**Required task**
Copy the listing below in full and skip every picture.
== Dataset excerpts ==
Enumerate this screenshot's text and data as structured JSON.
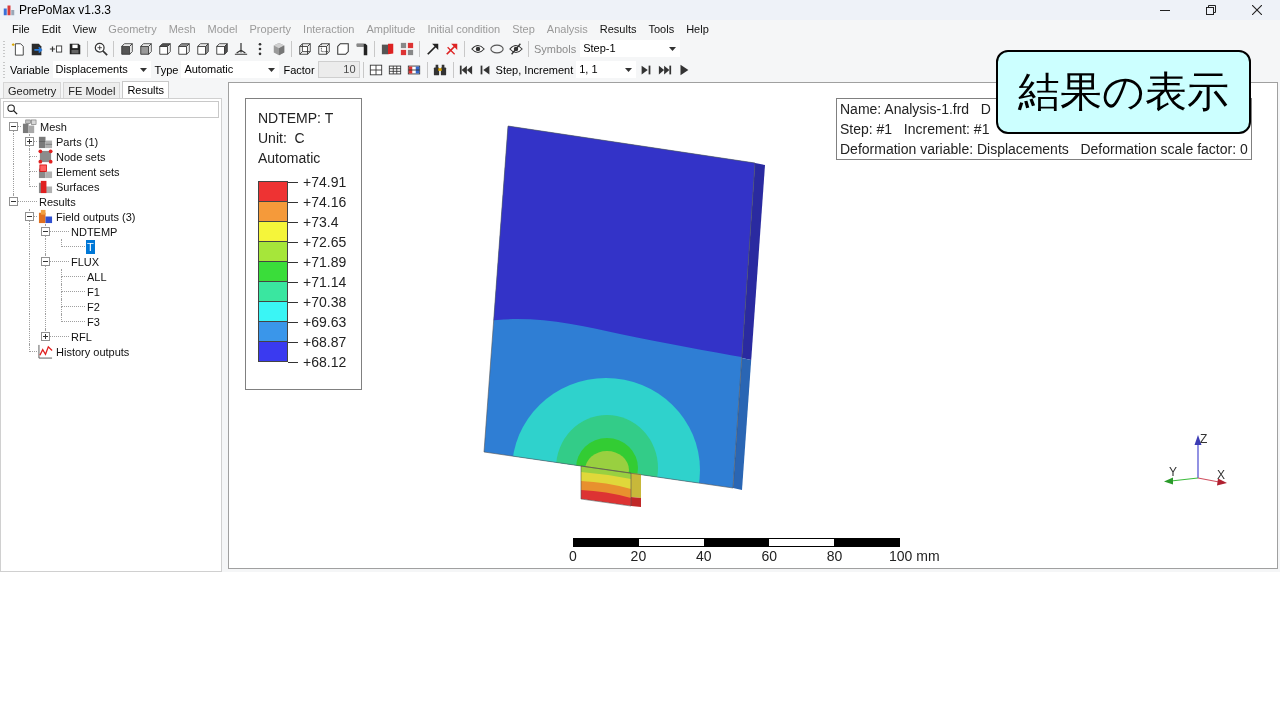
{
  "window": {
    "title": "PrePoMax v1.3.3"
  },
  "menu": [
    {
      "label": "File",
      "disabled": false
    },
    {
      "label": "Edit",
      "disabled": false
    },
    {
      "label": "View",
      "disabled": false
    },
    {
      "label": "Geometry",
      "disabled": true
    },
    {
      "label": "Mesh",
      "disabled": true
    },
    {
      "label": "Model",
      "disabled": true
    },
    {
      "label": "Property",
      "disabled": true
    },
    {
      "label": "Interaction",
      "disabled": true
    },
    {
      "label": "Amplitude",
      "disabled": true
    },
    {
      "label": "Initial condition",
      "disabled": true
    },
    {
      "label": "Step",
      "disabled": true
    },
    {
      "label": "Analysis",
      "disabled": true
    },
    {
      "label": "Results",
      "disabled": false
    },
    {
      "label": "Tools",
      "disabled": false
    },
    {
      "label": "Help",
      "disabled": false
    }
  ],
  "view_toolbar": {
    "symbols": {
      "label": "Symbols",
      "value": "Step-1",
      "disabled": true
    }
  },
  "results_toolbar": {
    "variable": {
      "label": "Variable",
      "value": "Displacements"
    },
    "type": {
      "label": "Type",
      "value": "Automatic"
    },
    "factor": {
      "label": "Factor",
      "value": "10",
      "disabled": true
    },
    "step_increment": {
      "label": "Step, Increment",
      "value": "1, 1"
    }
  },
  "tabs": [
    {
      "label": "Geometry",
      "selected": false
    },
    {
      "label": "FE Model",
      "selected": false
    },
    {
      "label": "Results",
      "selected": true
    }
  ],
  "tree": [
    {
      "label": "Mesh",
      "kind": "branch",
      "expanded": true,
      "selected": false,
      "children": [
        {
          "label": "Parts (1)",
          "kind": "branch",
          "expanded": false,
          "selected": false
        },
        {
          "label": "Node sets",
          "kind": "leaf",
          "selected": false
        },
        {
          "label": "Element sets",
          "kind": "leaf",
          "selected": false
        },
        {
          "label": "Surfaces",
          "kind": "leaf",
          "selected": false
        }
      ]
    },
    {
      "label": "Results",
      "kind": "branch",
      "expanded": true,
      "selected": false,
      "children": [
        {
          "label": "Field outputs (3)",
          "kind": "branch",
          "expanded": true,
          "selected": false,
          "children": [
            {
              "label": "NDTEMP",
              "kind": "branch",
              "expanded": true,
              "selected": false,
              "children": [
                {
                  "label": "T",
                  "kind": "leaf",
                  "selected": true
                }
              ]
            },
            {
              "label": "FLUX",
              "kind": "branch",
              "expanded": true,
              "selected": false,
              "children": [
                {
                  "label": "ALL",
                  "kind": "leaf",
                  "selected": false
                },
                {
                  "label": "F1",
                  "kind": "leaf",
                  "selected": false
                },
                {
                  "label": "F2",
                  "kind": "leaf",
                  "selected": false
                },
                {
                  "label": "F3",
                  "kind": "leaf",
                  "selected": false
                }
              ]
            },
            {
              "label": "RFL",
              "kind": "branch",
              "expanded": false,
              "selected": false
            }
          ]
        },
        {
          "label": "History outputs",
          "kind": "leaf",
          "selected": false
        }
      ]
    }
  ],
  "legend": {
    "title": "NDTEMP: T",
    "unit": "Unit:  C",
    "mode": "Automatic",
    "bands": [
      {
        "color": "#ee3333"
      },
      {
        "color": "#f59a3a"
      },
      {
        "color": "#f5f53a"
      },
      {
        "color": "#a6e63a"
      },
      {
        "color": "#3add3a"
      },
      {
        "color": "#3ae6a0"
      },
      {
        "color": "#3af5f5"
      },
      {
        "color": "#3a96ea"
      },
      {
        "color": "#3a3af0"
      }
    ],
    "labels": [
      "+74.91",
      "+74.16",
      "+73.4",
      "+72.65",
      "+71.89",
      "+71.14",
      "+70.38",
      "+69.63",
      "+68.87",
      "+68.12"
    ]
  },
  "info": {
    "lines": [
      "Name: Analysis-1.frd   D",
      "Step: #1   Increment: #1",
      "Deformation variable: Displacements   Deformation scale factor: 0"
    ]
  },
  "scale_bar": {
    "labels": [
      "0",
      "20",
      "40",
      "60",
      "80",
      "100 mm"
    ]
  },
  "axes": [
    {
      "label": "Z"
    },
    {
      "label": "Y"
    },
    {
      "label": "X"
    }
  ],
  "callout": {
    "text": "結果の表示"
  }
}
===
**Response below**
Enumerate this screenshot's text and data as structured JSON.
{
  "window": {
    "title": "PrePoMax v1.3.3"
  },
  "menu": [
    {
      "label": "File",
      "disabled": false
    },
    {
      "label": "Edit",
      "disabled": false
    },
    {
      "label": "View",
      "disabled": false
    },
    {
      "label": "Geometry",
      "disabled": true
    },
    {
      "label": "Mesh",
      "disabled": true
    },
    {
      "label": "Model",
      "disabled": true
    },
    {
      "label": "Property",
      "disabled": true
    },
    {
      "label": "Interaction",
      "disabled": true
    },
    {
      "label": "Amplitude",
      "disabled": true
    },
    {
      "label": "Initial condition",
      "disabled": true
    },
    {
      "label": "Step",
      "disabled": true
    },
    {
      "label": "Analysis",
      "disabled": true
    },
    {
      "label": "Results",
      "disabled": false
    },
    {
      "label": "Tools",
      "disabled": false
    },
    {
      "label": "Help",
      "disabled": false
    }
  ],
  "view_toolbar": {
    "symbols": {
      "label": "Symbols",
      "value": "Step-1",
      "disabled": true
    }
  },
  "results_toolbar": {
    "variable": {
      "label": "Variable",
      "value": "Displacements"
    },
    "type": {
      "label": "Type",
      "value": "Automatic"
    },
    "factor": {
      "label": "Factor",
      "value": "10",
      "disabled": true
    },
    "step_increment": {
      "label": "Step, Increment",
      "value": "1, 1"
    }
  },
  "tabs": [
    {
      "label": "Geometry",
      "selected": false
    },
    {
      "label": "FE Model",
      "selected": false
    },
    {
      "label": "Results",
      "selected": true
    }
  ],
  "tree": [
    {
      "label": "Mesh",
      "kind": "branch",
      "expanded": true,
      "selected": false,
      "children": [
        {
          "label": "Parts (1)",
          "kind": "branch",
          "expanded": false,
          "selected": false
        },
        {
          "label": "Node sets",
          "kind": "leaf",
          "selected": false
        },
        {
          "label": "Element sets",
          "kind": "leaf",
          "selected": false
        },
        {
          "label": "Surfaces",
          "kind": "leaf",
          "selected": false
        }
      ]
    },
    {
      "label": "Results",
      "kind": "branch",
      "expanded": true,
      "selected": false,
      "children": [
        {
          "label": "Field outputs (3)",
          "kind": "branch",
          "expanded": true,
          "selected": false,
          "children": [
            {
              "label": "NDTEMP",
              "kind": "branch",
              "expanded": true,
              "selected": false,
              "children": [
                {
                  "label": "T",
                  "kind": "leaf",
                  "selected": true
                }
              ]
            },
            {
              "label": "FLUX",
              "kind": "branch",
              "expanded": true,
              "selected": false,
              "children": [
                {
                  "label": "ALL",
                  "kind": "leaf",
                  "selected": false
                },
                {
                  "label": "F1",
                  "kind": "leaf",
                  "selected": false
                },
                {
                  "label": "F2",
                  "kind": "leaf",
                  "selected": false
                },
                {
                  "label": "F3",
                  "kind": "leaf",
                  "selected": false
                }
              ]
            },
            {
              "label": "RFL",
              "kind": "branch",
              "expanded": false,
              "selected": false
            }
          ]
        },
        {
          "label": "History outputs",
          "kind": "leaf",
          "selected": false
        }
      ]
    }
  ],
  "legend": {
    "title": "NDTEMP: T",
    "unit": "Unit:  C",
    "mode": "Automatic",
    "bands": [
      {
        "color": "#ee3333"
      },
      {
        "color": "#f59a3a"
      },
      {
        "color": "#f5f53a"
      },
      {
        "color": "#a6e63a"
      },
      {
        "color": "#3add3a"
      },
      {
        "color": "#3ae6a0"
      },
      {
        "color": "#3af5f5"
      },
      {
        "color": "#3a96ea"
      },
      {
        "color": "#3a3af0"
      }
    ],
    "labels": [
      "+74.91",
      "+74.16",
      "+73.4",
      "+72.65",
      "+71.89",
      "+71.14",
      "+70.38",
      "+69.63",
      "+68.87",
      "+68.12"
    ]
  },
  "info": {
    "lines": [
      "Name: Analysis-1.frd   D",
      "Step: #1   Increment: #1",
      "Deformation variable: Displacements   Deformation scale factor: 0"
    ]
  },
  "scale_bar": {
    "labels": [
      "0",
      "20",
      "40",
      "60",
      "80",
      "100 mm"
    ]
  },
  "axes": [
    {
      "label": "Z"
    },
    {
      "label": "Y"
    },
    {
      "label": "X"
    }
  ],
  "callout": {
    "text": "結果の表示"
  }
}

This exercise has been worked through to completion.